» **Task statement**
Copy out all of the material, matching it word for word.

Source data
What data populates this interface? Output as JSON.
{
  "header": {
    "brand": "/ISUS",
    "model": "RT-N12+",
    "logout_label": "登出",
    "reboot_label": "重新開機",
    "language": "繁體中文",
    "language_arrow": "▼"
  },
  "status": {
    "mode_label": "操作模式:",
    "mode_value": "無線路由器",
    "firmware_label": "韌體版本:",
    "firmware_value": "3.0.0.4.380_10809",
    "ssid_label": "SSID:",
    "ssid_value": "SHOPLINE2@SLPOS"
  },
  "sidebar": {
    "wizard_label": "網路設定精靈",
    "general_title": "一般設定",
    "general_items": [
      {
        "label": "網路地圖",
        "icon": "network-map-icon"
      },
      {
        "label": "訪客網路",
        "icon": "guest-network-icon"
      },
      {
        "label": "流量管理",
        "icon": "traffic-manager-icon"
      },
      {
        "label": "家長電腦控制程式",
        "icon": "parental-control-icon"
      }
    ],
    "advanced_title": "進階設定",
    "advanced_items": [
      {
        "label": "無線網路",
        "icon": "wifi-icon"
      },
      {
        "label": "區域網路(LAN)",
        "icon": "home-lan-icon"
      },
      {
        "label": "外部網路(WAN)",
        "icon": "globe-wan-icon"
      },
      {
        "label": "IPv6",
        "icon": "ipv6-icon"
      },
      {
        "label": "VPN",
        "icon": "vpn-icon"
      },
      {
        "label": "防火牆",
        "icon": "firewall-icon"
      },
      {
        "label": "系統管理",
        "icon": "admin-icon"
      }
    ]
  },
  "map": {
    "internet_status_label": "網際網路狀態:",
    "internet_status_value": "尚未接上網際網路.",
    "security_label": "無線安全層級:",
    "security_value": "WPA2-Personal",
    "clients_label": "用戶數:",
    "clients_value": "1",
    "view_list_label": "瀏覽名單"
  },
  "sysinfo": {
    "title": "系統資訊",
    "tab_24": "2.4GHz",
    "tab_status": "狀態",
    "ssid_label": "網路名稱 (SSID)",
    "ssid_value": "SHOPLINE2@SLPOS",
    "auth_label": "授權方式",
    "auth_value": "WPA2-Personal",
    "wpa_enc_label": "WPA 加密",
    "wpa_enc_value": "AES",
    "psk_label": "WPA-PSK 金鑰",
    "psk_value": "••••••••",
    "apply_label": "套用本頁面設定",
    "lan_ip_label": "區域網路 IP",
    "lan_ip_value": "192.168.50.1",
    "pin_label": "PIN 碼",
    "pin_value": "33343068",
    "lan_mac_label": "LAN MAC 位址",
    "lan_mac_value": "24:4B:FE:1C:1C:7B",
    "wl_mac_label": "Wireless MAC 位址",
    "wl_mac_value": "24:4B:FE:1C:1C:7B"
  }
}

» **Final answer**
What data populates this interface? Output as JSON.
{
  "header": {
    "brand": "/ISUS",
    "model": "RT-N12+",
    "logout_label": "登出",
    "reboot_label": "重新開機",
    "language": "繁體中文",
    "language_arrow": "▼"
  },
  "status": {
    "mode_label": "操作模式:",
    "mode_value": "無線路由器",
    "firmware_label": "韌體版本:",
    "firmware_value": "3.0.0.4.380_10809",
    "ssid_label": "SSID:",
    "ssid_value": "SHOPLINE2@SLPOS"
  },
  "sidebar": {
    "wizard_label": "網路設定精靈",
    "general_title": "一般設定",
    "general_items": [
      {
        "label": "網路地圖",
        "icon": "network-map-icon"
      },
      {
        "label": "訪客網路",
        "icon": "guest-network-icon"
      },
      {
        "label": "流量管理",
        "icon": "traffic-manager-icon"
      },
      {
        "label": "家長電腦控制程式",
        "icon": "parental-control-icon"
      }
    ],
    "advanced_title": "進階設定",
    "advanced_items": [
      {
        "label": "無線網路",
        "icon": "wifi-icon"
      },
      {
        "label": "區域網路(LAN)",
        "icon": "home-lan-icon"
      },
      {
        "label": "外部網路(WAN)",
        "icon": "globe-wan-icon"
      },
      {
        "label": "IPv6",
        "icon": "ipv6-icon"
      },
      {
        "label": "VPN",
        "icon": "vpn-icon"
      },
      {
        "label": "防火牆",
        "icon": "firewall-icon"
      },
      {
        "label": "系統管理",
        "icon": "admin-icon"
      }
    ]
  },
  "map": {
    "internet_status_label": "網際網路狀態:",
    "internet_status_value": "尚未接上網際網路.",
    "security_label": "無線安全層級:",
    "security_value": "WPA2-Personal",
    "clients_label": "用戶數:",
    "clients_value": "1",
    "view_list_label": "瀏覽名單"
  },
  "sysinfo": {
    "title": "系統資訊",
    "tab_24": "2.4GHz",
    "tab_status": "狀態",
    "ssid_label": "網路名稱 (SSID)",
    "ssid_value": "SHOPLINE2@SLPOS",
    "auth_label": "授權方式",
    "auth_value": "WPA2-Personal",
    "wpa_enc_label": "WPA 加密",
    "wpa_enc_value": "AES",
    "psk_label": "WPA-PSK 金鑰",
    "psk_value": "••••••••",
    "apply_label": "套用本頁面設定",
    "lan_ip_label": "區域網路 IP",
    "lan_ip_value": "192.168.50.1",
    "pin_label": "PIN 碼",
    "pin_value": "33343068",
    "lan_mac_label": "LAN MAC 位址",
    "lan_mac_value": "24:4B:FE:1C:1C:7B",
    "wl_mac_label": "Wireless MAC 位址",
    "wl_mac_value": "24:4B:FE:1C:1C:7B"
  }
}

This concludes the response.